* REQUEST: Write out all the lines again, precisely as they stand, but without the images.

* DATA ENTRIES:
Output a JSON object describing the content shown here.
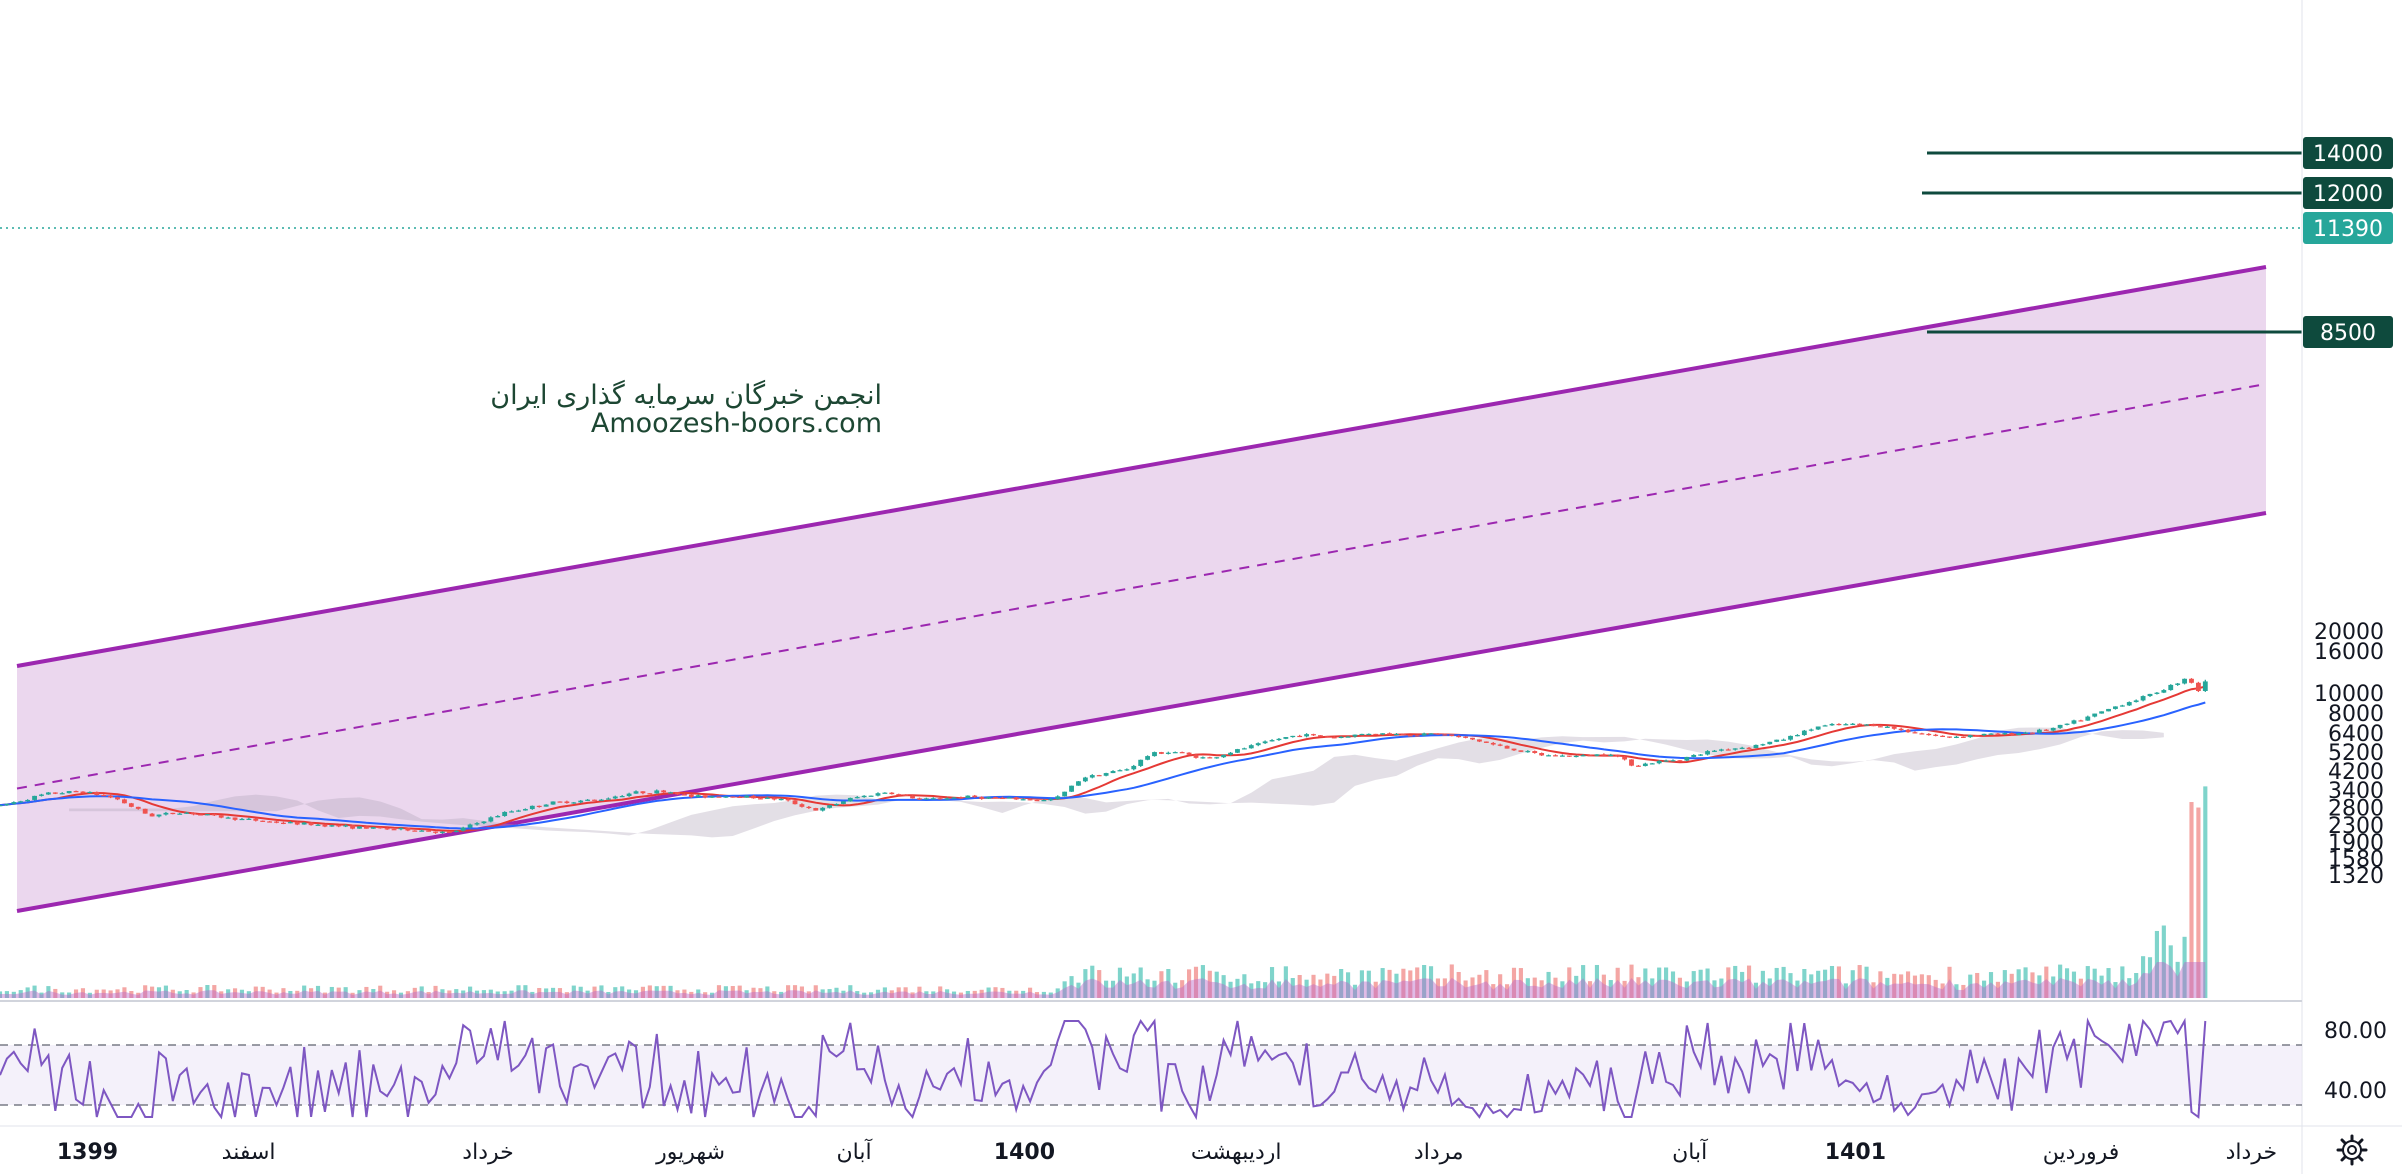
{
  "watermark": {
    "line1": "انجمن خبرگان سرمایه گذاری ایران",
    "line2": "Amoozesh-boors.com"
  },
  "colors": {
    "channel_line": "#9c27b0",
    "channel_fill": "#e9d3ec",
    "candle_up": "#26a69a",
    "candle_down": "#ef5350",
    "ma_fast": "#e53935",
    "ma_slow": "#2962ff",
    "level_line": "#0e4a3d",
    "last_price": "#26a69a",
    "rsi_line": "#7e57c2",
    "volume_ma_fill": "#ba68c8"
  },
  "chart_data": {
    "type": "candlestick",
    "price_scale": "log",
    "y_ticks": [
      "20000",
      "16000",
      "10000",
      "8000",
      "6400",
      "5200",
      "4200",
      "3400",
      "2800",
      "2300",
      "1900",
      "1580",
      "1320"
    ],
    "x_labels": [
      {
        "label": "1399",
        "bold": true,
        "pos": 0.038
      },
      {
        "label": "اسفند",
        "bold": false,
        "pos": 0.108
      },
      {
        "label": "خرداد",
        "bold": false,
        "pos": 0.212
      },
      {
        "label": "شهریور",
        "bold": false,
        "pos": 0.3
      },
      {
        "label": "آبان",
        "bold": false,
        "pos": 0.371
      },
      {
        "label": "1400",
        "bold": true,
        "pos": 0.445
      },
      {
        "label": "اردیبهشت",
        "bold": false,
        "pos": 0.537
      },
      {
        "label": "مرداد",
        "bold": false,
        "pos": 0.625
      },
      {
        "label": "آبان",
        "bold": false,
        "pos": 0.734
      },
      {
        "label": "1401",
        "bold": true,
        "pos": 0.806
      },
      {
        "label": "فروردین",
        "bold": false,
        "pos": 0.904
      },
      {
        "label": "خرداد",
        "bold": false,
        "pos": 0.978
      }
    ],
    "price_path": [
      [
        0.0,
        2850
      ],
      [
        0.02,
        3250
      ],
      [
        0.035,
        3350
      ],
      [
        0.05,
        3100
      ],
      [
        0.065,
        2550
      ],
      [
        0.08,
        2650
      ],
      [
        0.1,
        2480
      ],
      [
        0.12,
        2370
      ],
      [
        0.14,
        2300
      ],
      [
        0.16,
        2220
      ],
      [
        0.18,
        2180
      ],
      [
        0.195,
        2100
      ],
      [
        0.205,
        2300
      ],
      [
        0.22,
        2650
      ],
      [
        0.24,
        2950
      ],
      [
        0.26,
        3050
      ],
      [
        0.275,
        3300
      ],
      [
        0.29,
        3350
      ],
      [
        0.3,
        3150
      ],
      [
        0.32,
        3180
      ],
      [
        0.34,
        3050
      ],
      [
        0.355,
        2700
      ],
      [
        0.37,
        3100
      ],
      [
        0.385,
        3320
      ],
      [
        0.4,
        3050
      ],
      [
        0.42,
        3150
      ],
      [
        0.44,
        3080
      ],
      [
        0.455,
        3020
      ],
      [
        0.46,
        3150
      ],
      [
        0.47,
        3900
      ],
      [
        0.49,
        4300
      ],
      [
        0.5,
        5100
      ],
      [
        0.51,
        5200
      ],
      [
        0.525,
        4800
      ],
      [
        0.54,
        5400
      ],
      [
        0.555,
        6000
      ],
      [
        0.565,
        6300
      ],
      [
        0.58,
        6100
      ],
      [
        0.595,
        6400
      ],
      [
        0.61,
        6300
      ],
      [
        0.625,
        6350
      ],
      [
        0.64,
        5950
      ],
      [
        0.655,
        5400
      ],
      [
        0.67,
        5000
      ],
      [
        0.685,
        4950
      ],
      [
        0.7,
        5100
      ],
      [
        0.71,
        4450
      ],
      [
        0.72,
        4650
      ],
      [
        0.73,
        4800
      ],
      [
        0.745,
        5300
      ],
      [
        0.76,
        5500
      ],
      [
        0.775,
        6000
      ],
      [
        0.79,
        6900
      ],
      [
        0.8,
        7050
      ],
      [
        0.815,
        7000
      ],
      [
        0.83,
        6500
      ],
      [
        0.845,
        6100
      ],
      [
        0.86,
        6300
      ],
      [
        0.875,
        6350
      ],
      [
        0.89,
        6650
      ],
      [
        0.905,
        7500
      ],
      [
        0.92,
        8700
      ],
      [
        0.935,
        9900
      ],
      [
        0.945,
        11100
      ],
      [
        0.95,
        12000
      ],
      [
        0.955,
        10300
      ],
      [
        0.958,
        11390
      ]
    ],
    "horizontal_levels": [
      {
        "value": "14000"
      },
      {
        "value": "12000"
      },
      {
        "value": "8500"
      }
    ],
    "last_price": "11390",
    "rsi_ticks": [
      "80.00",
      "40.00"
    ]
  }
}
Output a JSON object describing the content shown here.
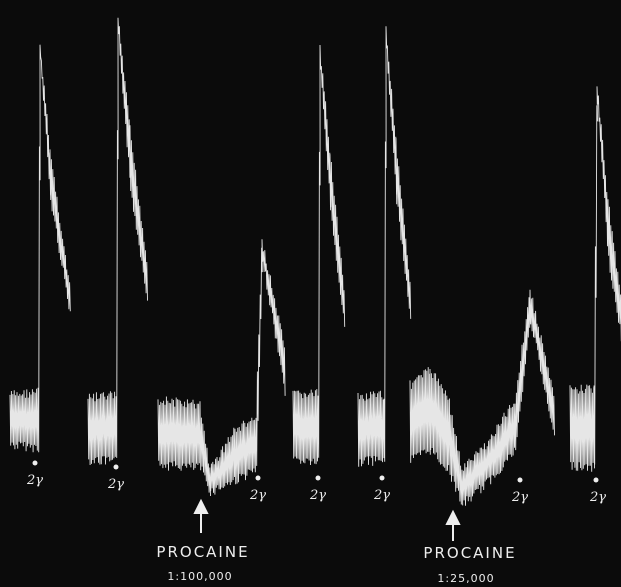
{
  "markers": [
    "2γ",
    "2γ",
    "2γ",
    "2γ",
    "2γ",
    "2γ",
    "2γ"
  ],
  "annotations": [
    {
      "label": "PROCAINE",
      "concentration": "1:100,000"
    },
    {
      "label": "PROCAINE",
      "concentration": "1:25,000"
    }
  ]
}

* FINAL RESULT:
Output a JSON object describing the content shown here.
{
  "watermark": {
    "line1": "انجمن خبرگان سرمایه گذاری ایران",
    "line2": "Amoozesh-boors.com"
  },
  "colors": {
    "channel_line": "#9c27b0",
    "channel_fill": "#e9d3ec",
    "candle_up": "#26a69a",
    "candle_down": "#ef5350",
    "ma_fast": "#e53935",
    "ma_slow": "#2962ff",
    "level_line": "#0e4a3d",
    "last_price": "#26a69a",
    "rsi_line": "#7e57c2",
    "volume_ma_fill": "#ba68c8"
  },
  "chart_data": {
    "type": "candlestick",
    "price_scale": "log",
    "y_ticks": [
      "20000",
      "16000",
      "10000",
      "8000",
      "6400",
      "5200",
      "4200",
      "3400",
      "2800",
      "2300",
      "1900",
      "1580",
      "1320"
    ],
    "x_labels": [
      {
        "label": "1399",
        "bold": true,
        "pos": 0.038
      },
      {
        "label": "اسفند",
        "bold": false,
        "pos": 0.108
      },
      {
        "label": "خرداد",
        "bold": false,
        "pos": 0.212
      },
      {
        "label": "شهریور",
        "bold": false,
        "pos": 0.3
      },
      {
        "label": "آبان",
        "bold": false,
        "pos": 0.371
      },
      {
        "label": "1400",
        "bold": true,
        "pos": 0.445
      },
      {
        "label": "اردیبهشت",
        "bold": false,
        "pos": 0.537
      },
      {
        "label": "مرداد",
        "bold": false,
        "pos": 0.625
      },
      {
        "label": "آبان",
        "bold": false,
        "pos": 0.734
      },
      {
        "label": "1401",
        "bold": true,
        "pos": 0.806
      },
      {
        "label": "فروردین",
        "bold": false,
        "pos": 0.904
      },
      {
        "label": "خرداد",
        "bold": false,
        "pos": 0.978
      }
    ],
    "price_path": [
      [
        0.0,
        2850
      ],
      [
        0.02,
        3250
      ],
      [
        0.035,
        3350
      ],
      [
        0.05,
        3100
      ],
      [
        0.065,
        2550
      ],
      [
        0.08,
        2650
      ],
      [
        0.1,
        2480
      ],
      [
        0.12,
        2370
      ],
      [
        0.14,
        2300
      ],
      [
        0.16,
        2220
      ],
      [
        0.18,
        2180
      ],
      [
        0.195,
        2100
      ],
      [
        0.205,
        2300
      ],
      [
        0.22,
        2650
      ],
      [
        0.24,
        2950
      ],
      [
        0.26,
        3050
      ],
      [
        0.275,
        3300
      ],
      [
        0.29,
        3350
      ],
      [
        0.3,
        3150
      ],
      [
        0.32,
        3180
      ],
      [
        0.34,
        3050
      ],
      [
        0.355,
        2700
      ],
      [
        0.37,
        3100
      ],
      [
        0.385,
        3320
      ],
      [
        0.4,
        3050
      ],
      [
        0.42,
        3150
      ],
      [
        0.44,
        3080
      ],
      [
        0.455,
        3020
      ],
      [
        0.46,
        3150
      ],
      [
        0.47,
        3900
      ],
      [
        0.49,
        4300
      ],
      [
        0.5,
        5100
      ],
      [
        0.51,
        5200
      ],
      [
        0.525,
        4800
      ],
      [
        0.54,
        5400
      ],
      [
        0.555,
        6000
      ],
      [
        0.565,
        6300
      ],
      [
        0.58,
        6100
      ],
      [
        0.595,
        6400
      ],
      [
        0.61,
        6300
      ],
      [
        0.625,
        6350
      ],
      [
        0.64,
        5950
      ],
      [
        0.655,
        5400
      ],
      [
        0.67,
        5000
      ],
      [
        0.685,
        4950
      ],
      [
        0.7,
        5100
      ],
      [
        0.71,
        4450
      ],
      [
        0.72,
        4650
      ],
      [
        0.73,
        4800
      ],
      [
        0.745,
        5300
      ],
      [
        0.76,
        5500
      ],
      [
        0.775,
        6000
      ],
      [
        0.79,
        6900
      ],
      [
        0.8,
        7050
      ],
      [
        0.815,
        7000
      ],
      [
        0.83,
        6500
      ],
      [
        0.845,
        6100
      ],
      [
        0.86,
        6300
      ],
      [
        0.875,
        6350
      ],
      [
        0.89,
        6650
      ],
      [
        0.905,
        7500
      ],
      [
        0.92,
        8700
      ],
      [
        0.935,
        9900
      ],
      [
        0.945,
        11100
      ],
      [
        0.95,
        12000
      ],
      [
        0.955,
        10300
      ],
      [
        0.958,
        11390
      ]
    ],
    "horizontal_levels": [
      {
        "value": "14000"
      },
      {
        "value": "12000"
      },
      {
        "value": "8500"
      }
    ],
    "last_price": "11390",
    "rsi_ticks": [
      "80.00",
      "40.00"
    ]
  }
}
Output a JSON object describing the content shown here.
{
  "markers": [
    "2γ",
    "2γ",
    "2γ",
    "2γ",
    "2γ",
    "2γ",
    "2γ"
  ],
  "annotations": [
    {
      "label": "PROCAINE",
      "concentration": "1:100,000"
    },
    {
      "label": "PROCAINE",
      "concentration": "1:25,000"
    }
  ]
}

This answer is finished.